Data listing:
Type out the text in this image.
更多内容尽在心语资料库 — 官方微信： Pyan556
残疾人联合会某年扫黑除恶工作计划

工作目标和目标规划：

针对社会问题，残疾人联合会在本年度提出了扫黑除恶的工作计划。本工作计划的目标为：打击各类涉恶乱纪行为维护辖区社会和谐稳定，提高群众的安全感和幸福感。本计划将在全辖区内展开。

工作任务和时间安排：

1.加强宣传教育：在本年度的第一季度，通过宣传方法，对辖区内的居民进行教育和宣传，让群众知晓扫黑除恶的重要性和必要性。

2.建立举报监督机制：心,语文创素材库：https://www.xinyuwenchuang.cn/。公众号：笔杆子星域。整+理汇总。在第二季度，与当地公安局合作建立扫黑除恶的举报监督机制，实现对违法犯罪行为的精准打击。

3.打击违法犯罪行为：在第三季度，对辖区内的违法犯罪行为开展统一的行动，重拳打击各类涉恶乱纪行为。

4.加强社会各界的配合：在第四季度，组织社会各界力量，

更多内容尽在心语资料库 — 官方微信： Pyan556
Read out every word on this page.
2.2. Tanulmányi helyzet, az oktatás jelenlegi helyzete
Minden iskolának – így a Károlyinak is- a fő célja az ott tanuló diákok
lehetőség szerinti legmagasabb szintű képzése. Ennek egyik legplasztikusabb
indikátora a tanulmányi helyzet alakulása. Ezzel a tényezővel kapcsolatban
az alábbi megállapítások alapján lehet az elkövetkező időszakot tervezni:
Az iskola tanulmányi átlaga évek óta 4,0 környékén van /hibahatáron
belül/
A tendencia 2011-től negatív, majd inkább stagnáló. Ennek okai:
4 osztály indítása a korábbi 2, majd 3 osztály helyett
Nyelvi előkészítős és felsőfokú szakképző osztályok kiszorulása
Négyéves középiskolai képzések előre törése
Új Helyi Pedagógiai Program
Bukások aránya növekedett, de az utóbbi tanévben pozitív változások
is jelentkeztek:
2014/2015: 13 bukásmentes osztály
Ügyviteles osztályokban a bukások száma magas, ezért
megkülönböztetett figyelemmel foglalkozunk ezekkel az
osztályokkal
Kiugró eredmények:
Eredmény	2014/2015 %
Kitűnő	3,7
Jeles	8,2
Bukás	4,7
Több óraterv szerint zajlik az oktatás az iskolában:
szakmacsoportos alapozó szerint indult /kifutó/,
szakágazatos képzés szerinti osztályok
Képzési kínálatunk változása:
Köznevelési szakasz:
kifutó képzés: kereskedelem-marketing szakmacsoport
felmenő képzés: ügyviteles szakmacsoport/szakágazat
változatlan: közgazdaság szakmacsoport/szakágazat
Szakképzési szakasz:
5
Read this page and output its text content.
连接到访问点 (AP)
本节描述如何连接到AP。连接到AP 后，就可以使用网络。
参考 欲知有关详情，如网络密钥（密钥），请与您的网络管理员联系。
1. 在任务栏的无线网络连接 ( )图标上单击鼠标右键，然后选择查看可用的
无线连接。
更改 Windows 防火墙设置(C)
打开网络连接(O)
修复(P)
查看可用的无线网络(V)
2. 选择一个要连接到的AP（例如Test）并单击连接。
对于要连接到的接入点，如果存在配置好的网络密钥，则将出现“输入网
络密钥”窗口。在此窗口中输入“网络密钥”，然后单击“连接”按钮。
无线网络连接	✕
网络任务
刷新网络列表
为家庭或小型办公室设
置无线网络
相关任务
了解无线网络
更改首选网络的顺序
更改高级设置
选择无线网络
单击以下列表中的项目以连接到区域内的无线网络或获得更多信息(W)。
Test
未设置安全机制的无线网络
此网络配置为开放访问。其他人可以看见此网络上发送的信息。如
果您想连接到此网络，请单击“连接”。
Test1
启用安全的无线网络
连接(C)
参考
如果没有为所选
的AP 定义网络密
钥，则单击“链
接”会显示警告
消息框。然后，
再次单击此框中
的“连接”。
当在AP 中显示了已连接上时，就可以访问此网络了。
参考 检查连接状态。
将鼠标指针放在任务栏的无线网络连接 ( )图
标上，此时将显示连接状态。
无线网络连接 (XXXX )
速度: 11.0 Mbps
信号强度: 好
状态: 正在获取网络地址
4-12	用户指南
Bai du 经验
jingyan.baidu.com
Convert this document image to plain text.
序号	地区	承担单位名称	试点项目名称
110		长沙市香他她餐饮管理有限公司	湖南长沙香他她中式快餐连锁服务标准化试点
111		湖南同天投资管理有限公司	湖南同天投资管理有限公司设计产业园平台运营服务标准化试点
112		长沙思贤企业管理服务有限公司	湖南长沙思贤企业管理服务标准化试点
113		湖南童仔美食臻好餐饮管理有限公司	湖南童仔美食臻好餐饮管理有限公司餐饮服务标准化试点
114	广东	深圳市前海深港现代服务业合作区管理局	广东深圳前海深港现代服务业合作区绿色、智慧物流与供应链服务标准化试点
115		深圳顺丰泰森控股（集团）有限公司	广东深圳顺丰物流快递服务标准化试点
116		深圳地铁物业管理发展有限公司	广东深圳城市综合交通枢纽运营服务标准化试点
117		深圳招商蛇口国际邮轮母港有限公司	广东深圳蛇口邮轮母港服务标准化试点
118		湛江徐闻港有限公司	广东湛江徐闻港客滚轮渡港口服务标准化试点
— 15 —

▶ [What you will do]
Pull out each line holding the string "helyzet".

▶ [Output for this exercise]
2.2. Tanulmányi helyzet, az oktatás jelenlegi helyzete
indikátora a tanulmányi helyzet alakulása. Ezzel a tényezővel kapcsolatban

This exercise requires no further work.